- [Texte fourni]:
-------

POSITIONS DES PARTIES

La FMC

[19] La FMC soutient que les modifications tarifaires qu’elle a contestées nuisent à l’intérêt public. Plus précisément, elle affirme que les droits ne sont ni équitables ni raisonnables, parce qu’ils ne reflètent pas les coûts justifiables de la prestation de services de pilotage de façon efficace et efficiente.

[20] La FMC affirme que l’APGL n’a pas respecté son devoir d’efficacité, lequel est directement lié à l’obligation de l’APGL d’être autonome. Elle soutient que les administrations de pilotage exercent un monopole institutionnel qui n'offre aucune option aux armateurs quant au choix des fournisseurs de services de pilotage. Selon la FMC, cette situation souligne la nécessité pour les administrations de pilotage d’offrir des services de pilotage efficaces et efficients, puisque les coûts ne sont pas maîtrisés par la concurrence.

HAUSSE TARIFAIRE GÉNÉRALE

[21] La FMC affirme que, de 2008 à 2019, les hausses tarifaires annuelles de l’APGL se sont établies à 5 % en moyenne et ont dépassé l’indice annuel des prix à la consommation (IPC). De plus, la FMC fait remarquer qu’en 2019, l’APGL avait prévu une perte nette de 1,6 million CAD, malgré une hausse prévue de 6,8 % des affectations.

-------

- [Extrait de données]:
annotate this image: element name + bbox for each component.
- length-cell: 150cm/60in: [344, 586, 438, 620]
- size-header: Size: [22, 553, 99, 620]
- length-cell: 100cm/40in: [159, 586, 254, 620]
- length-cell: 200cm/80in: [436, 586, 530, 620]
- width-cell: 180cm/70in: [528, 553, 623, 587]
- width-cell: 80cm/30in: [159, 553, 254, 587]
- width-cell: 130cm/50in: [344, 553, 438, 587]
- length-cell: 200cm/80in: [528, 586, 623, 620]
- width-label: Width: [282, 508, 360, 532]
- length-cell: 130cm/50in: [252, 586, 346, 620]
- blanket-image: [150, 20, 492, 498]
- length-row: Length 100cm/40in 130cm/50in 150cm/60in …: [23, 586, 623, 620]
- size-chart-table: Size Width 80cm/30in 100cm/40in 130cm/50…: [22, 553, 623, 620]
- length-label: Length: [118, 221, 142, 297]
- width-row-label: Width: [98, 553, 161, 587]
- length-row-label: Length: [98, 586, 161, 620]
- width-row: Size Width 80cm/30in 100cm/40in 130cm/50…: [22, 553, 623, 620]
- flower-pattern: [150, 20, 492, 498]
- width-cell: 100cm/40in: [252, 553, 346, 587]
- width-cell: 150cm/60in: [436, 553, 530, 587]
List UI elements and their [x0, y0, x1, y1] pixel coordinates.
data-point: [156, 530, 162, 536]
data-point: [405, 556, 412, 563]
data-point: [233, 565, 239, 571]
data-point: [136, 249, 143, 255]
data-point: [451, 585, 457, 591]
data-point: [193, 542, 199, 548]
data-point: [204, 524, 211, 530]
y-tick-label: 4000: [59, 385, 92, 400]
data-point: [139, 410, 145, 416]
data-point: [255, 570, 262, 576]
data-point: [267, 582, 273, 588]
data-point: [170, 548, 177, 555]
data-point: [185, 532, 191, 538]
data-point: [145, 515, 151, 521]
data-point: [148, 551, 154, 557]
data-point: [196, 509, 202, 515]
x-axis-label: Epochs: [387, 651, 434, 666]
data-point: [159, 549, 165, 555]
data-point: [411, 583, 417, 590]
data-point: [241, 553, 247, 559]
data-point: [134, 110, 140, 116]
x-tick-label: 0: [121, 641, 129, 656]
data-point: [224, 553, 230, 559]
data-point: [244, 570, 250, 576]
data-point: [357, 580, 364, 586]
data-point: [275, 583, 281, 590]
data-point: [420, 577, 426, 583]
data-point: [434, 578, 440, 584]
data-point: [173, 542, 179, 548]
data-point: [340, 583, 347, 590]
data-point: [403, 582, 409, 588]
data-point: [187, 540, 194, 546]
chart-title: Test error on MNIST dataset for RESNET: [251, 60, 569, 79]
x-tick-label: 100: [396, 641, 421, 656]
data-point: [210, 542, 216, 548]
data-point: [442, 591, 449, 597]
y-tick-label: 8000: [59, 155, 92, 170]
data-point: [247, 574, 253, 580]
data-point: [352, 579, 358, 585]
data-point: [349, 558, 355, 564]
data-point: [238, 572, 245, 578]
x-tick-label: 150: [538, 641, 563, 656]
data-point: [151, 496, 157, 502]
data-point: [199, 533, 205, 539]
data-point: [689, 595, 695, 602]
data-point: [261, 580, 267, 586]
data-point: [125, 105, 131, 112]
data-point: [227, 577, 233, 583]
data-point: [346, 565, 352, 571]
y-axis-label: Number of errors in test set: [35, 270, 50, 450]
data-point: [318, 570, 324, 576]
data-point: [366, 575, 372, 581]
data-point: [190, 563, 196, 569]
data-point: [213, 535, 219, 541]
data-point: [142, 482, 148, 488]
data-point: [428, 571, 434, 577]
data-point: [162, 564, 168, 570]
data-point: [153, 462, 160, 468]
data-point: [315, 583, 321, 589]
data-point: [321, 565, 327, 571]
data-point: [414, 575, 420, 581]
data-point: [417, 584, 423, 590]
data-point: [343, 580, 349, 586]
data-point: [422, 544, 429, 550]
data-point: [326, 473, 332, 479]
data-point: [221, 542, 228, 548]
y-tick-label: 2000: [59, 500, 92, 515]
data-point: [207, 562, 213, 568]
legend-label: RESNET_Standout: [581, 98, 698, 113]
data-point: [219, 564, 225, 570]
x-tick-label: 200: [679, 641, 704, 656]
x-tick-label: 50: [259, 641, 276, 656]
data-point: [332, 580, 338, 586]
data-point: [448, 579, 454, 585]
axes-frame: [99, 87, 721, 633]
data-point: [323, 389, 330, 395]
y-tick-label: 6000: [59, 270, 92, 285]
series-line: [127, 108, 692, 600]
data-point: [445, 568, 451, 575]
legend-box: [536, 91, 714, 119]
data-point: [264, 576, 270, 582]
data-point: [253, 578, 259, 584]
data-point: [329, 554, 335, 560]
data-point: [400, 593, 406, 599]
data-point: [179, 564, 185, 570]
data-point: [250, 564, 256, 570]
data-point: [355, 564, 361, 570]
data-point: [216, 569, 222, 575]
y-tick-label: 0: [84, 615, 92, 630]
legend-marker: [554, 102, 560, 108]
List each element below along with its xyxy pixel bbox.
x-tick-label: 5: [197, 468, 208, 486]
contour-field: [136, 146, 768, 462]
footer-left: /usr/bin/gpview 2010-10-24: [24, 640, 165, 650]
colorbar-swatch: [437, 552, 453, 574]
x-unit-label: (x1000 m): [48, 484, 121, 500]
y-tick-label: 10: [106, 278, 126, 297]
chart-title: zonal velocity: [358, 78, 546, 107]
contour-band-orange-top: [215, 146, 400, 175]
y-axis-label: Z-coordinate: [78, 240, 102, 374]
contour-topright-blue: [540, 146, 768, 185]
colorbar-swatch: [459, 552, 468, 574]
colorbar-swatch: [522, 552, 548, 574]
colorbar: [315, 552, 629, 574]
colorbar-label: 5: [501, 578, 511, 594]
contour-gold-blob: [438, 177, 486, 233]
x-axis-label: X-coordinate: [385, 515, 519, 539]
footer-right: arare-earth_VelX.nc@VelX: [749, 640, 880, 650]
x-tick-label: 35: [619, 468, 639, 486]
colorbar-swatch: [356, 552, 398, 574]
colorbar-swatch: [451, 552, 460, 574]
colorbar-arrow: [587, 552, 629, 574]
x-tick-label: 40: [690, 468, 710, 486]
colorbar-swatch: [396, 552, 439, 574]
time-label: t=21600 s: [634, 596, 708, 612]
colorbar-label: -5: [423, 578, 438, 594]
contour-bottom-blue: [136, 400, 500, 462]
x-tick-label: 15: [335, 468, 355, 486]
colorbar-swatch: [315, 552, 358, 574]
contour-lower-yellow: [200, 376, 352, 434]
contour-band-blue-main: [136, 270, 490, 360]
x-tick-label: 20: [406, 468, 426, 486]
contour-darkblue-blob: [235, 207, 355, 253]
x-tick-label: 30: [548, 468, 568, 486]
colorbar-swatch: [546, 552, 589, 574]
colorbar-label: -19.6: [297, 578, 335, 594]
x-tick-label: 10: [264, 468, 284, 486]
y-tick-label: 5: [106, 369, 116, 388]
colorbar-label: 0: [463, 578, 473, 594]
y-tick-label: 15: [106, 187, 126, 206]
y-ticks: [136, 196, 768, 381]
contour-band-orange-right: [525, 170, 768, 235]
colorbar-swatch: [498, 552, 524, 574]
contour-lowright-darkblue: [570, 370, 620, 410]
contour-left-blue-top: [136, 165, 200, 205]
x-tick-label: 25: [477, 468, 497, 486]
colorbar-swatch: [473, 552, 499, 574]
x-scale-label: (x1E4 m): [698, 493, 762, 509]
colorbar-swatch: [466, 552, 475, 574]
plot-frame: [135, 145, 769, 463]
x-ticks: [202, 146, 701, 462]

-------

- [Consignes de travail]:
**A.** Répétez mot pour mot l'intégralité du texte sur la position de la FMC.
**B.** Reproduisez à l'identique les lignes de données, depuis la toute première jusqu'à la ligne contenant "- blanket-image: [150, 20, 492, 498]", celle-ci comprise.
Le texte et les lignes de données proviennent de sources distinctes.

- [Liste des solutions]:
**A.**
POSITIONS DES PARTIES

La FMC

[19] La FMC soutient que les modifications tarifaires qu’elle a contestées nuisent à l’intérêt public. Plus précisément, elle affirme que les droits ne sont ni équitables ni raisonnables, parce qu’ils ne reflètent pas les coûts justifiables de la prestation de services de pilotage de façon efficace et efficiente.

[20] La FMC affirme que l’APGL n’a pas respecté son devoir d’efficacité, lequel est directement lié à l’obligation de l’APGL d’être autonome. Elle soutient que les administrations de pilotage exercent un monopole institutionnel qui n'offre aucune option aux armateurs quant au choix des fournisseurs de services de pilotage. Selon la FMC, cette situation souligne la nécessité pour les administrations de pilotage d’offrir des services de pilotage efficaces et efficients, puisque les coûts ne sont pas maîtrisés par la concurrence.

HAUSSE TARIFAIRE GÉNÉRALE

[21] La FMC affirme que, de 2008 à 2019, les hausses tarifaires annuelles de l’APGL se sont établies à 5 % en moyenne et ont dépassé l’indice annuel des prix à la consommation (IPC). De plus, la FMC fait remarquer qu’en 2019, l’APGL avait prévu une perte nette de 1,6 million CAD, malgré une hausse prévue de 6,8 % des affectations.

**B.**
annotate this image: element name + bbox for each component.
- length-cell: 150cm/60in: [344, 586, 438, 620]
- size-header: Size: [22, 553, 99, 620]
- length-cell: 100cm/40in: [159, 586, 254, 620]
- length-cell: 200cm/80in: [436, 586, 530, 620]
- width-cell: 180cm/70in: [528, 553, 623, 587]
- width-cell: 80cm/30in: [159, 553, 254, 587]
- width-cell: 130cm/50in: [344, 553, 438, 587]
- length-cell: 200cm/80in: [528, 586, 623, 620]
- width-label: Width: [282, 508, 360, 532]
- length-cell: 130cm/50in: [252, 586, 346, 620]
- blanket-image: [150, 20, 492, 498]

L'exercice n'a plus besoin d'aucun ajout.